■ Provided information
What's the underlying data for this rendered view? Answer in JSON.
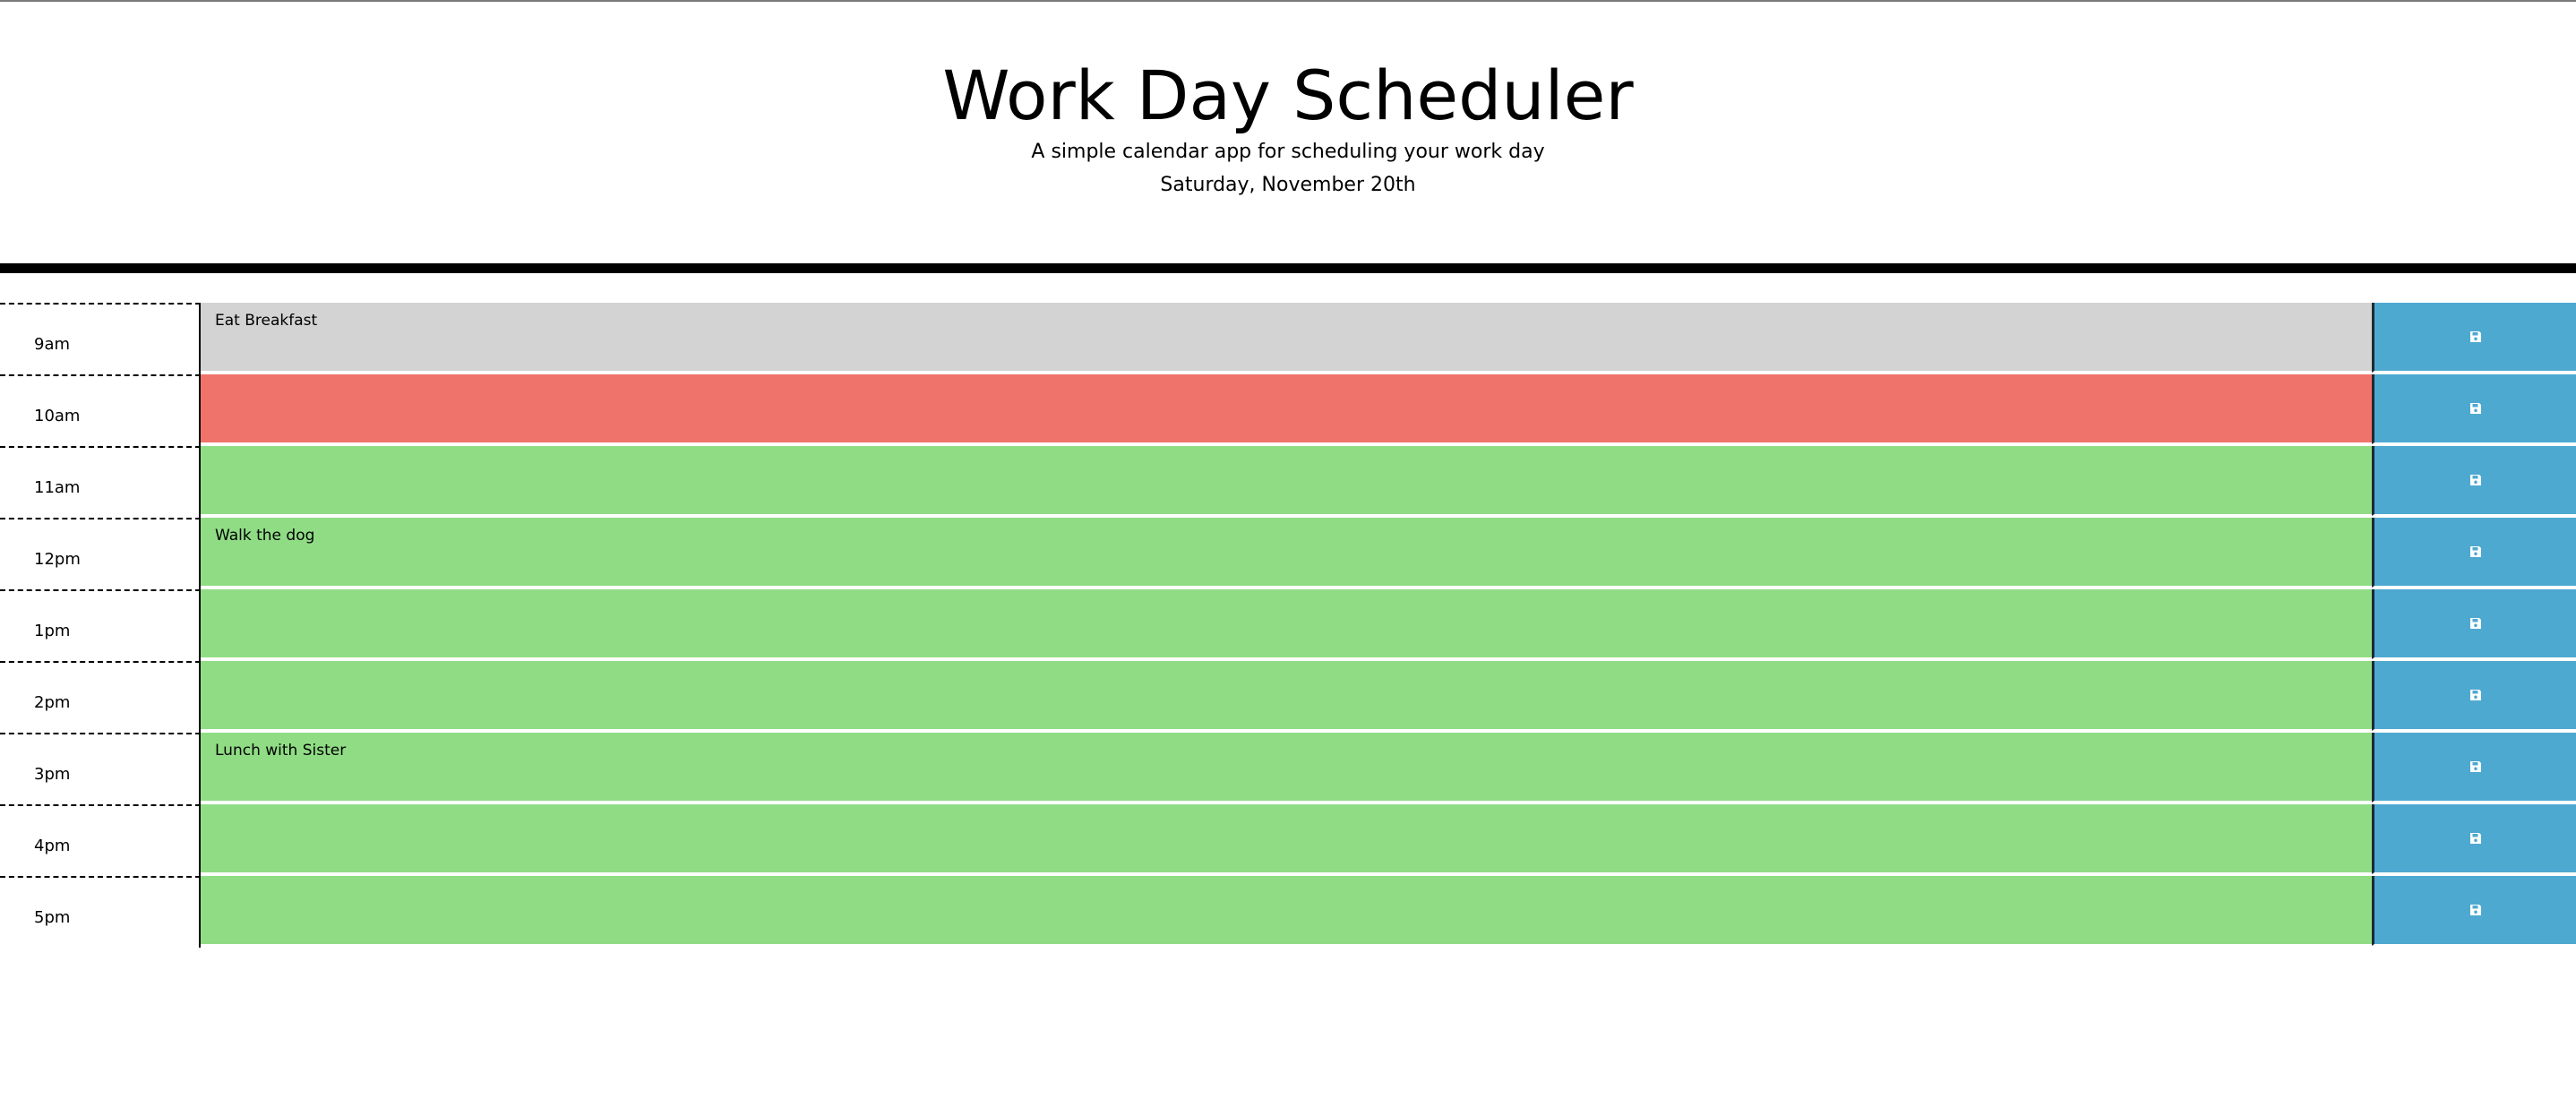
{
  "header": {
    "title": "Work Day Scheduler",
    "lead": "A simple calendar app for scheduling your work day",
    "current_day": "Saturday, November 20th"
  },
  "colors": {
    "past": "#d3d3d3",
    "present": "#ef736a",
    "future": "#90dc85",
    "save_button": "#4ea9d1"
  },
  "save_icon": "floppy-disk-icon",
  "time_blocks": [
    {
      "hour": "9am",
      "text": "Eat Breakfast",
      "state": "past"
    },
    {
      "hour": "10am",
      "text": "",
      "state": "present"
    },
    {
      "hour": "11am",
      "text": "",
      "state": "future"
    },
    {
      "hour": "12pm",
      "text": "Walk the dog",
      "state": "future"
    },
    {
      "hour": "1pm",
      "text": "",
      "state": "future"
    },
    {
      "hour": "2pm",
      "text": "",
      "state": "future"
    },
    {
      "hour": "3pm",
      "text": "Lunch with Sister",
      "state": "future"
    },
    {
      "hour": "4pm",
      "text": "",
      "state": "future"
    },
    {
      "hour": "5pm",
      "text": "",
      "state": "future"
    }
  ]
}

■ Required task
Omit the pictures. Transcribe every record exactly.

■ Task output
What's the underlying data for this rendered view? Answer in JSON.
{
  "header": {
    "title": "Work Day Scheduler",
    "lead": "A simple calendar app for scheduling your work day",
    "current_day": "Saturday, November 20th"
  },
  "colors": {
    "past": "#d3d3d3",
    "present": "#ef736a",
    "future": "#90dc85",
    "save_button": "#4ea9d1"
  },
  "save_icon": "floppy-disk-icon",
  "time_blocks": [
    {
      "hour": "9am",
      "text": "Eat Breakfast",
      "state": "past"
    },
    {
      "hour": "10am",
      "text": "",
      "state": "present"
    },
    {
      "hour": "11am",
      "text": "",
      "state": "future"
    },
    {
      "hour": "12pm",
      "text": "Walk the dog",
      "state": "future"
    },
    {
      "hour": "1pm",
      "text": "",
      "state": "future"
    },
    {
      "hour": "2pm",
      "text": "",
      "state": "future"
    },
    {
      "hour": "3pm",
      "text": "Lunch with Sister",
      "state": "future"
    },
    {
      "hour": "4pm",
      "text": "",
      "state": "future"
    },
    {
      "hour": "5pm",
      "text": "",
      "state": "future"
    }
  ]
}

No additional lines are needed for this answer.